Dataset entries
-=-=-

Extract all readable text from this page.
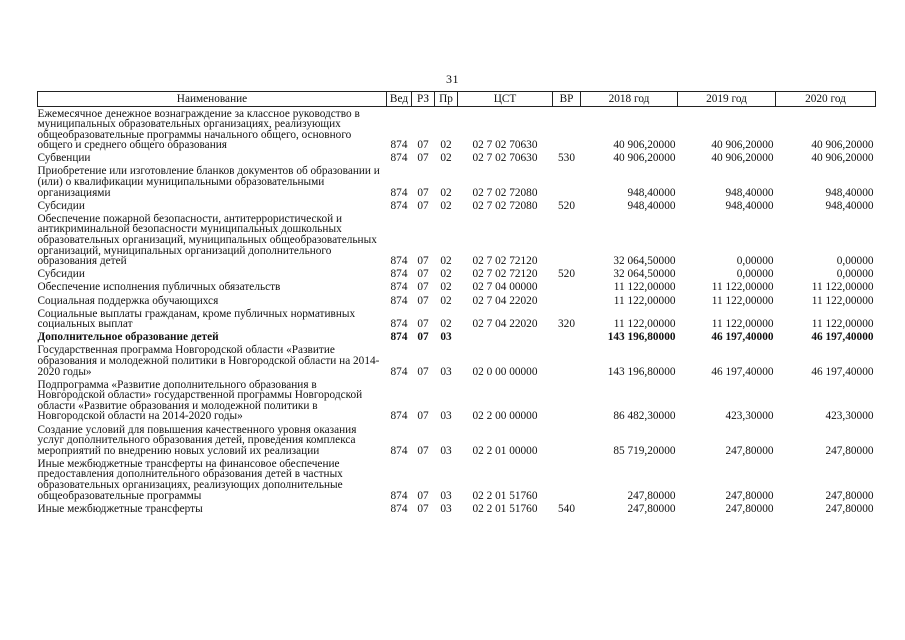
31
Наименование	Вед	РЗ	Пр	ЦСТ	ВР	2018 год	2019 год	2020 год
Ежемесячное денежное вознаграждение за классное руководство в муниципальных образовательных организациях, реализующих общеобразовательные программы начального общего, основного общего и среднего общего образования	874	07	02	02 7 02 70630		40 906,20000	40 906,20000	40 906,20000
Субвенции	874	07	02	02 7 02 70630	530	40 906,20000	40 906,20000	40 906,20000
Приобретение или изготовление бланков документов об образовании и (или) о квалификации муниципальными образовательными организациями	874	07	02	02 7 02 72080		948,40000	948,40000	948,40000
Субсидии	874	07	02	02 7 02 72080	520	948,40000	948,40000	948,40000
Обеспечение пожарной безопасности, антитеррористической и антикриминальной безопасности муниципальных дошкольных образовательных организаций, муниципальных общеобразовательных организаций, муниципальных организаций дополнительного образования детей	874	07	02	02 7 02 72120		32 064,50000	0,00000	0,00000
Субсидии	874	07	02	02 7 02 72120	520	32 064,50000	0,00000	0,00000
Обеспечение исполнения публичных обязательств	874	07	02	02 7 04 00000		11 122,00000	11 122,00000	11 122,00000
Социальная поддержка обучающихся	874	07	02	02 7 04 22020		11 122,00000	11 122,00000	11 122,00000
Социальные выплаты гражданам, кроме публичных нормативных социальных выплат	874	07	02	02 7 04 22020	320	11 122,00000	11 122,00000	11 122,00000
Дополнительное образование детей	874	07	03			143 196,80000	46 197,40000	46 197,40000
Государственная программа Новгородской области «Развитие образования и молодежной политики в Новгородской области на 2014-2020 годы»	874	07	03	02 0 00 00000		143 196,80000	46 197,40000	46 197,40000
Подпрограмма «Развитие дополнительного образования в Новгородской области» государственной программы Новгородской области «Развитие образования и молодежной политики в Новгородской области на 2014-2020 годы»	874	07	03	02 2 00 00000		86 482,30000	423,30000	423,30000
Создание условий для повышения качественного уровня оказания услуг дополнительного образования детей, проведения комплекса мероприятий по внедрению новых условий их реализации	874	07	03	02 2 01 00000		85 719,20000	247,80000	247,80000
Иные межбюджетные трансферты на финансовое обеспечение предоставления дополнительного образования детей в частных образовательных организациях, реализующих дополнительные общеобразовательные программы	874	07	03	02 2 01 51760		247,80000	247,80000	247,80000
Иные межбюджетные трансферты	874	07	03	02 2 01 51760	540	247,80000	247,80000	247,80000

-=-=-

● Exercise prompt: Copy the entries exactly. Leave out the images.

● Response to this exercise:
Extract all readable text from this page.
31
Наименование	Вед	РЗ	Пр	ЦСТ	ВР	2018 год	2019 год	2020 год
Ежемесячное денежное вознаграждение за классное руководство в муниципальных образовательных организациях, реализующих общеобразовательные программы начального общего, основного общего и среднего общего образования	874	07	02	02 7 02 70630		40 906,20000	40 906,20000	40 906,20000
Субвенции	874	07	02	02 7 02 70630	530	40 906,20000	40 906,20000	40 906,20000
Приобретение или изготовление бланков документов об образовании и (или) о квалификации муниципальными образовательными организациями	874	07	02	02 7 02 72080		948,40000	948,40000	948,40000
Субсидии	874	07	02	02 7 02 72080	520	948,40000	948,40000	948,40000
Обеспечение пожарной безопасности, антитеррористической и антикриминальной безопасности муниципальных дошкольных образовательных организаций, муниципальных общеобразовательных организаций, муниципальных организаций дополнительного образования детей	874	07	02	02 7 02 72120		32 064,50000	0,00000	0,00000
Субсидии	874	07	02	02 7 02 72120	520	32 064,50000	0,00000	0,00000
Обеспечение исполнения публичных обязательств	874	07	02	02 7 04 00000		11 122,00000	11 122,00000	11 122,00000
Социальная поддержка обучающихся	874	07	02	02 7 04 22020		11 122,00000	11 122,00000	11 122,00000
Социальные выплаты гражданам, кроме публичных нормативных социальных выплат	874	07	02	02 7 04 22020	320	11 122,00000	11 122,00000	11 122,00000
Дополнительное образование детей	874	07	03			143 196,80000	46 197,40000	46 197,40000
Государственная программа Новгородской области «Развитие образования и молодежной политики в Новгородской области на 2014-2020 годы»	874	07	03	02 0 00 00000		143 196,80000	46 197,40000	46 197,40000
Подпрограмма «Развитие дополнительного образования в Новгородской области» государственной программы Новгородской области «Развитие образования и молодежной политики в Новгородской области на 2014-2020 годы»	874	07	03	02 2 00 00000		86 482,30000	423,30000	423,30000
Создание условий для повышения качественного уровня оказания услуг дополнительного образования детей, проведения комплекса мероприятий по внедрению новых условий их реализации	874	07	03	02 2 01 00000		85 719,20000	247,80000	247,80000
Иные межбюджетные трансферты на финансовое обеспечение предоставления дополнительного образования детей в частных образовательных организациях, реализующих дополнительные общеобразовательные программы	874	07	03	02 2 01 51760		247,80000	247,80000	247,80000
Иные межбюджетные трансферты	874	07	03	02 2 01 51760	540	247,80000	247,80000	247,80000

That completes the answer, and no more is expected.